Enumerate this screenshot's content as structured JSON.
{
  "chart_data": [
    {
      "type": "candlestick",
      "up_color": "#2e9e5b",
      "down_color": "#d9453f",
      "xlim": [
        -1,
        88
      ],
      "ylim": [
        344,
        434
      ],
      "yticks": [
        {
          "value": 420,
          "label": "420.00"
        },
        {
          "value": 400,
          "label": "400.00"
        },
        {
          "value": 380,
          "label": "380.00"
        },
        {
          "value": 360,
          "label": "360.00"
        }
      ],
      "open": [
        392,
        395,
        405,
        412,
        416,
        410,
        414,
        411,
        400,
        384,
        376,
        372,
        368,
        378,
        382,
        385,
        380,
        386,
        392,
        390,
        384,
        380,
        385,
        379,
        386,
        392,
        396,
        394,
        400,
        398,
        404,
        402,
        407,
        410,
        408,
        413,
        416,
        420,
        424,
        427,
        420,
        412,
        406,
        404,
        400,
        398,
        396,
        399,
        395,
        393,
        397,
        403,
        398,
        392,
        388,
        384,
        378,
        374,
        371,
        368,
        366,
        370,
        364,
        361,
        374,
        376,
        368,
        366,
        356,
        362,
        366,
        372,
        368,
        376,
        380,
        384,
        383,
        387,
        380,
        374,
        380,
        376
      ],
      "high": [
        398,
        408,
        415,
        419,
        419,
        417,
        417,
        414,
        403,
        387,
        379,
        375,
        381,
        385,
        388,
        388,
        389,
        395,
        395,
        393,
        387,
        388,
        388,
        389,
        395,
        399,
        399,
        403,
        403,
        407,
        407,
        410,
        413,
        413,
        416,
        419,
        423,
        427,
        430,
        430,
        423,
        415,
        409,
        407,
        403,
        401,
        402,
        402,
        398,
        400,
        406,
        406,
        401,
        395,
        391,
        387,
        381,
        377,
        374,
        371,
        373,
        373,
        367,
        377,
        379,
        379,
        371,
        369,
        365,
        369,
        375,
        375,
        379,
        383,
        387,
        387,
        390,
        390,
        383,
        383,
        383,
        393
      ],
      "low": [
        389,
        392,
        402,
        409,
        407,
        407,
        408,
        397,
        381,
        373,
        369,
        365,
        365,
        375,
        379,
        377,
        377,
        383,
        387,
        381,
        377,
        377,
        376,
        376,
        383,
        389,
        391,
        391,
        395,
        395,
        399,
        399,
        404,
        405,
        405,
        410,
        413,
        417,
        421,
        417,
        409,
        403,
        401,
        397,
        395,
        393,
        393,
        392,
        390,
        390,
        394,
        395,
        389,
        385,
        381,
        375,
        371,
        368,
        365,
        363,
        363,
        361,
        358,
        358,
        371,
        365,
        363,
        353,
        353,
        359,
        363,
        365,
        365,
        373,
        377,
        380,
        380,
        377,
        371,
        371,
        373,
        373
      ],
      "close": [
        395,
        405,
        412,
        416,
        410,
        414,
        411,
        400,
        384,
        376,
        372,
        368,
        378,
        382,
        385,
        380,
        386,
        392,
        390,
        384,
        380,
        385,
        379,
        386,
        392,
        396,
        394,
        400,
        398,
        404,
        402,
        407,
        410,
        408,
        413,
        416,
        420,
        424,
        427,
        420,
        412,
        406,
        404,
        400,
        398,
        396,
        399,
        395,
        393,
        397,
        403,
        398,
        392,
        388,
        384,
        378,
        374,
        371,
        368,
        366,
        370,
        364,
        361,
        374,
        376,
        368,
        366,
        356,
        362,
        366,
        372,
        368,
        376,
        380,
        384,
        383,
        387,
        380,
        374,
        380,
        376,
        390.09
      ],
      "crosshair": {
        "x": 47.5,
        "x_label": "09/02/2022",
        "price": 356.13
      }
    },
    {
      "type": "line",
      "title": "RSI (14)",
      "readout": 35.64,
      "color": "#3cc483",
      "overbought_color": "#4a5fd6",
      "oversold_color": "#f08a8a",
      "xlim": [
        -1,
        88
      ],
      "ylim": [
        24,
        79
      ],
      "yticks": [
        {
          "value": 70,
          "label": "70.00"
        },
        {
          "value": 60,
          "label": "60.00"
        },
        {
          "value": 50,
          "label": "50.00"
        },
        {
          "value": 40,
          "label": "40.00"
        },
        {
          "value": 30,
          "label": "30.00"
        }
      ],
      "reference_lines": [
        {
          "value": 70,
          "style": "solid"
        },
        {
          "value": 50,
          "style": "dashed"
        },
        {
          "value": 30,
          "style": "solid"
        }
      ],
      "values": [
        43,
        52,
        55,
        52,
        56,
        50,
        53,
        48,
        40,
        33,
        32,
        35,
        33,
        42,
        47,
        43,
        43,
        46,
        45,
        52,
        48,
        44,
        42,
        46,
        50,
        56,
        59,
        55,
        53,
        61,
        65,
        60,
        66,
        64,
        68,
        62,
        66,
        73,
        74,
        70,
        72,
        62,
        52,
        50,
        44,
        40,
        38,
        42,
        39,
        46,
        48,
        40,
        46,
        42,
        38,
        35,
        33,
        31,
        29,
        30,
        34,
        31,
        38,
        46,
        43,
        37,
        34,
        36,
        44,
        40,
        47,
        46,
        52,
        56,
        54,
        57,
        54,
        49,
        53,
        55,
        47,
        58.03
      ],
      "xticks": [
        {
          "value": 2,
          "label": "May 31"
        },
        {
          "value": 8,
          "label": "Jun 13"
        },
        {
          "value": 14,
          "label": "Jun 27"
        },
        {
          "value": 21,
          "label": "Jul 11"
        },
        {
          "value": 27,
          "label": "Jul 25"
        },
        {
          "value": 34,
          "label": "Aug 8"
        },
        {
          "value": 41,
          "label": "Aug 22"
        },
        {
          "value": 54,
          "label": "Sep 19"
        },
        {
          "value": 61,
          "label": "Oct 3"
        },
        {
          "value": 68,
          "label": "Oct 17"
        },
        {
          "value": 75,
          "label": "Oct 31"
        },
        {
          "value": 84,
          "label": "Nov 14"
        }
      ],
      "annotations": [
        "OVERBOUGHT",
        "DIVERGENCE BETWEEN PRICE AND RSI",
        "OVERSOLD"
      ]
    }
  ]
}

————

◆ **Exercise**: Restate all of the entries above precisely.

◆ **Written reply**:
Enumerate this screenshot's content as structured JSON.
{
  "chart_data": [
    {
      "type": "candlestick",
      "up_color": "#2e9e5b",
      "down_color": "#d9453f",
      "xlim": [
        -1,
        88
      ],
      "ylim": [
        344,
        434
      ],
      "yticks": [
        {
          "value": 420,
          "label": "420.00"
        },
        {
          "value": 400,
          "label": "400.00"
        },
        {
          "value": 380,
          "label": "380.00"
        },
        {
          "value": 360,
          "label": "360.00"
        }
      ],
      "open": [
        392,
        395,
        405,
        412,
        416,
        410,
        414,
        411,
        400,
        384,
        376,
        372,
        368,
        378,
        382,
        385,
        380,
        386,
        392,
        390,
        384,
        380,
        385,
        379,
        386,
        392,
        396,
        394,
        400,
        398,
        404,
        402,
        407,
        410,
        408,
        413,
        416,
        420,
        424,
        427,
        420,
        412,
        406,
        404,
        400,
        398,
        396,
        399,
        395,
        393,
        397,
        403,
        398,
        392,
        388,
        384,
        378,
        374,
        371,
        368,
        366,
        370,
        364,
        361,
        374,
        376,
        368,
        366,
        356,
        362,
        366,
        372,
        368,
        376,
        380,
        384,
        383,
        387,
        380,
        374,
        380,
        376
      ],
      "high": [
        398,
        408,
        415,
        419,
        419,
        417,
        417,
        414,
        403,
        387,
        379,
        375,
        381,
        385,
        388,
        388,
        389,
        395,
        395,
        393,
        387,
        388,
        388,
        389,
        395,
        399,
        399,
        403,
        403,
        407,
        407,
        410,
        413,
        413,
        416,
        419,
        423,
        427,
        430,
        430,
        423,
        415,
        409,
        407,
        403,
        401,
        402,
        402,
        398,
        400,
        406,
        406,
        401,
        395,
        391,
        387,
        381,
        377,
        374,
        371,
        373,
        373,
        367,
        377,
        379,
        379,
        371,
        369,
        365,
        369,
        375,
        375,
        379,
        383,
        387,
        387,
        390,
        390,
        383,
        383,
        383,
        393
      ],
      "low": [
        389,
        392,
        402,
        409,
        407,
        407,
        408,
        397,
        381,
        373,
        369,
        365,
        365,
        375,
        379,
        377,
        377,
        383,
        387,
        381,
        377,
        377,
        376,
        376,
        383,
        389,
        391,
        391,
        395,
        395,
        399,
        399,
        404,
        405,
        405,
        410,
        413,
        417,
        421,
        417,
        409,
        403,
        401,
        397,
        395,
        393,
        393,
        392,
        390,
        390,
        394,
        395,
        389,
        385,
        381,
        375,
        371,
        368,
        365,
        363,
        363,
        361,
        358,
        358,
        371,
        365,
        363,
        353,
        353,
        359,
        363,
        365,
        365,
        373,
        377,
        380,
        380,
        377,
        371,
        371,
        373,
        373
      ],
      "close": [
        395,
        405,
        412,
        416,
        410,
        414,
        411,
        400,
        384,
        376,
        372,
        368,
        378,
        382,
        385,
        380,
        386,
        392,
        390,
        384,
        380,
        385,
        379,
        386,
        392,
        396,
        394,
        400,
        398,
        404,
        402,
        407,
        410,
        408,
        413,
        416,
        420,
        424,
        427,
        420,
        412,
        406,
        404,
        400,
        398,
        396,
        399,
        395,
        393,
        397,
        403,
        398,
        392,
        388,
        384,
        378,
        374,
        371,
        368,
        366,
        370,
        364,
        361,
        374,
        376,
        368,
        366,
        356,
        362,
        366,
        372,
        368,
        376,
        380,
        384,
        383,
        387,
        380,
        374,
        380,
        376,
        390.09
      ],
      "crosshair": {
        "x": 47.5,
        "x_label": "09/02/2022",
        "price": 356.13
      }
    },
    {
      "type": "line",
      "title": "RSI (14)",
      "readout": 35.64,
      "color": "#3cc483",
      "overbought_color": "#4a5fd6",
      "oversold_color": "#f08a8a",
      "xlim": [
        -1,
        88
      ],
      "ylim": [
        24,
        79
      ],
      "yticks": [
        {
          "value": 70,
          "label": "70.00"
        },
        {
          "value": 60,
          "label": "60.00"
        },
        {
          "value": 50,
          "label": "50.00"
        },
        {
          "value": 40,
          "label": "40.00"
        },
        {
          "value": 30,
          "label": "30.00"
        }
      ],
      "reference_lines": [
        {
          "value": 70,
          "style": "solid"
        },
        {
          "value": 50,
          "style": "dashed"
        },
        {
          "value": 30,
          "style": "solid"
        }
      ],
      "values": [
        43,
        52,
        55,
        52,
        56,
        50,
        53,
        48,
        40,
        33,
        32,
        35,
        33,
        42,
        47,
        43,
        43,
        46,
        45,
        52,
        48,
        44,
        42,
        46,
        50,
        56,
        59,
        55,
        53,
        61,
        65,
        60,
        66,
        64,
        68,
        62,
        66,
        73,
        74,
        70,
        72,
        62,
        52,
        50,
        44,
        40,
        38,
        42,
        39,
        46,
        48,
        40,
        46,
        42,
        38,
        35,
        33,
        31,
        29,
        30,
        34,
        31,
        38,
        46,
        43,
        37,
        34,
        36,
        44,
        40,
        47,
        46,
        52,
        56,
        54,
        57,
        54,
        49,
        53,
        55,
        47,
        58.03
      ],
      "xticks": [
        {
          "value": 2,
          "label": "May 31"
        },
        {
          "value": 8,
          "label": "Jun 13"
        },
        {
          "value": 14,
          "label": "Jun 27"
        },
        {
          "value": 21,
          "label": "Jul 11"
        },
        {
          "value": 27,
          "label": "Jul 25"
        },
        {
          "value": 34,
          "label": "Aug 8"
        },
        {
          "value": 41,
          "label": "Aug 22"
        },
        {
          "value": 54,
          "label": "Sep 19"
        },
        {
          "value": 61,
          "label": "Oct 3"
        },
        {
          "value": 68,
          "label": "Oct 17"
        },
        {
          "value": 75,
          "label": "Oct 31"
        },
        {
          "value": 84,
          "label": "Nov 14"
        }
      ],
      "annotations": [
        "OVERBOUGHT",
        "DIVERGENCE BETWEEN PRICE AND RSI",
        "OVERSOLD"
      ]
    }
  ]
}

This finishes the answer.